-- Begin Data listing --

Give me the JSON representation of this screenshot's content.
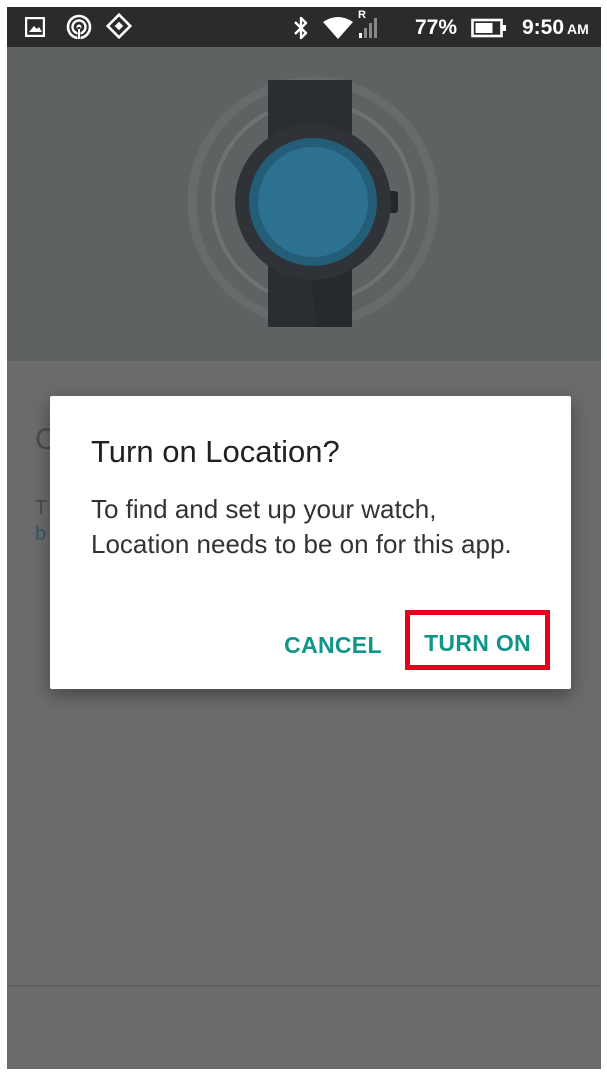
{
  "status_bar": {
    "icons_left": [
      "gallery-icon",
      "hotspot-icon",
      "nav-diamond-icon"
    ],
    "icons_right": [
      "bluetooth-icon",
      "wifi-icon",
      "signal-roaming-icon",
      "battery-icon"
    ],
    "roaming_indicator": "R",
    "battery_percent": "77%",
    "time": "9:50",
    "am_pm": "AM"
  },
  "hero": {
    "illustration": "smartwatch-icon"
  },
  "background": {
    "title_peek": "C",
    "body_peek": "T",
    "link_peek": "b"
  },
  "dialog": {
    "title": "Turn on Location?",
    "message": "To find and set up your watch, Location needs to be on for this app.",
    "cancel_label": "CANCEL",
    "confirm_label": "TURN ON"
  },
  "colors": {
    "accent": "#10958a",
    "highlight_border": "#e8001a",
    "status_bar": "#2b2b2b",
    "scrim": "#6b6b6b"
  }
}
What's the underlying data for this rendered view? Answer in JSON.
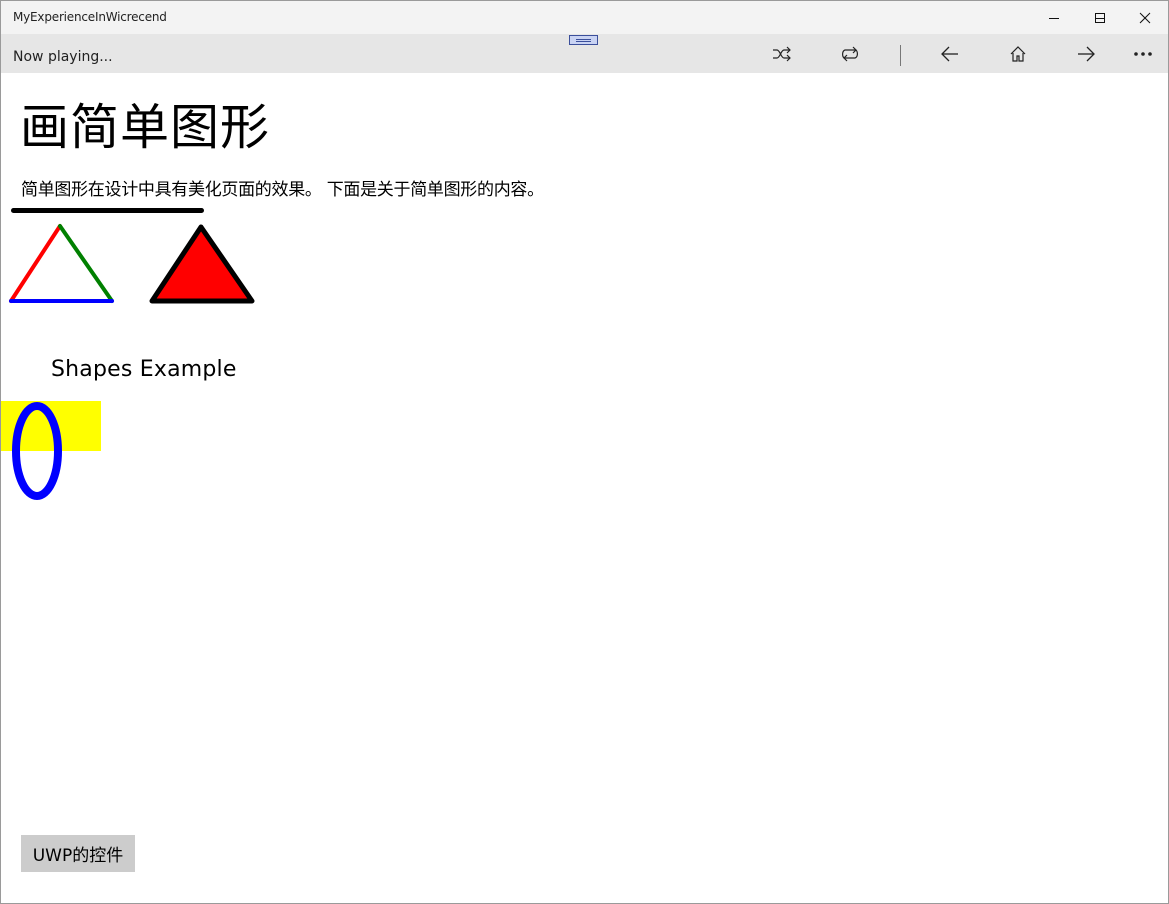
{
  "window": {
    "title": "MyExperienceInWicrecend",
    "minimize_icon": "minimize-icon",
    "maximize_icon": "maximize-icon",
    "close_icon": "close-icon"
  },
  "appbar": {
    "status": "Now playing...",
    "icons": [
      "shuffle-icon",
      "repeat-icon",
      "back-arrow-icon",
      "home-icon",
      "forward-arrow-icon",
      "more-icon"
    ]
  },
  "page": {
    "heading": "画简单图形",
    "description": "简单图形在设计中具有美化页面的效果。 下面是关于简单图形的内容。",
    "shapes_label": "Shapes Example",
    "button_label": "UWP的控件"
  },
  "shapes": {
    "triangle_outline_colors": [
      "#ff0000",
      "#008000",
      "#0000ff"
    ],
    "filled_triangle": {
      "fill": "#ff0000",
      "stroke": "#000000"
    },
    "rectangle_fill": "#ffff00",
    "ellipse_stroke": "#0000ff"
  }
}
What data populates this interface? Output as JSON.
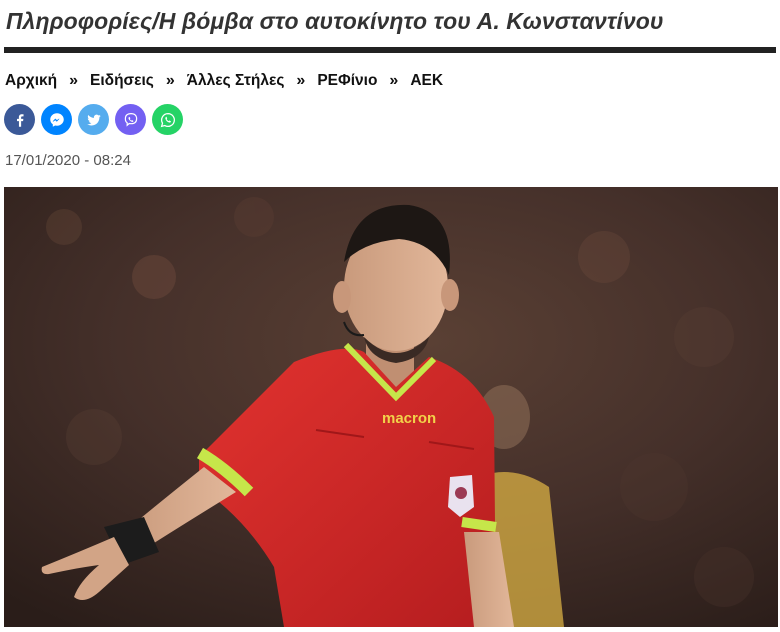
{
  "article": {
    "title": "Πληροφορίες/Η βόμβα στο αυτοκίνητο του Α. Κωνσταντίνου",
    "date": "17/01/2020 - 08:24"
  },
  "breadcrumb": {
    "separator": "»",
    "items": [
      {
        "label": "Αρχική"
      },
      {
        "label": "Ειδήσεις"
      },
      {
        "label": "Άλλες Στήλες"
      },
      {
        "label": "ΡΕΦίνιο"
      },
      {
        "label": "ΑΕΚ"
      }
    ]
  },
  "share": {
    "buttons": [
      {
        "icon": "facebook-icon",
        "color": "#3b5998"
      },
      {
        "icon": "messenger-icon",
        "color": "#0084ff"
      },
      {
        "icon": "twitter-icon",
        "color": "#55acee"
      },
      {
        "icon": "viber-icon",
        "color": "#7360f2"
      },
      {
        "icon": "whatsapp-icon",
        "color": "#25d366"
      }
    ]
  },
  "hero_image": {
    "jersey_brand": "macron"
  }
}
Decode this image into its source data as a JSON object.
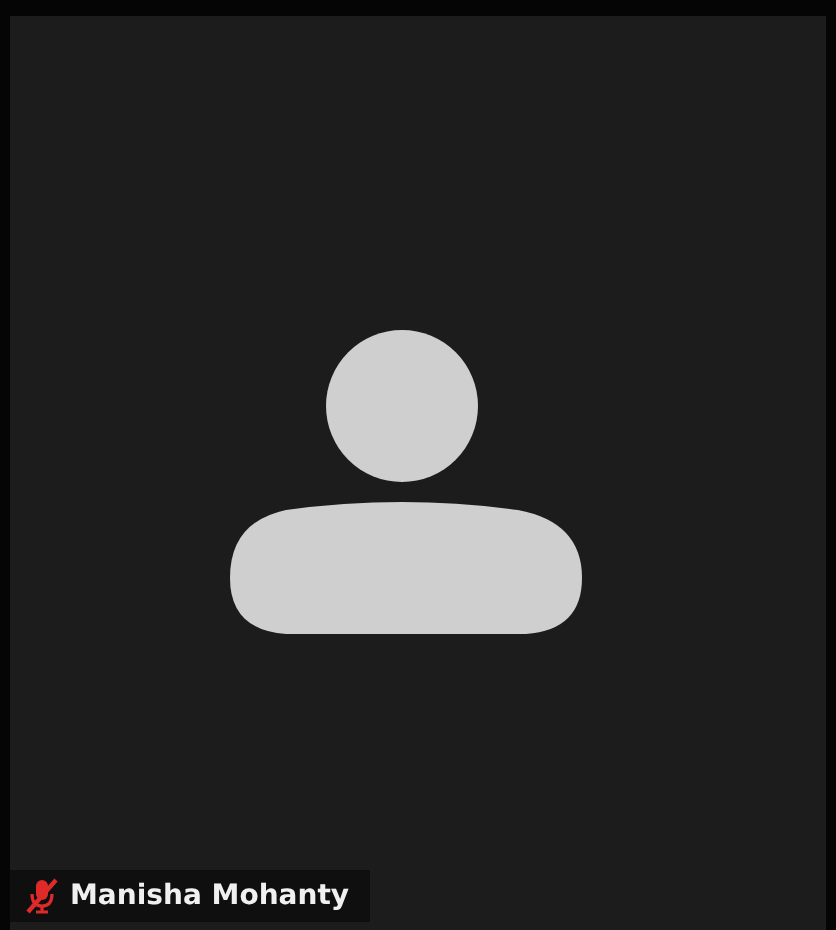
{
  "participant": {
    "name": "Manisha Mohanty",
    "muted": true
  }
}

-- End Data listing --

=== What to do ===
Locate the line containing "Decode this image" in the material above, then repeat it and every later line exactly, with no pictures.

=== Answer to this problem ===
Decode this image into its source data as a JSON object.
{
  "participant": {
    "name": "Manisha Mohanty",
    "muted": true
  }
}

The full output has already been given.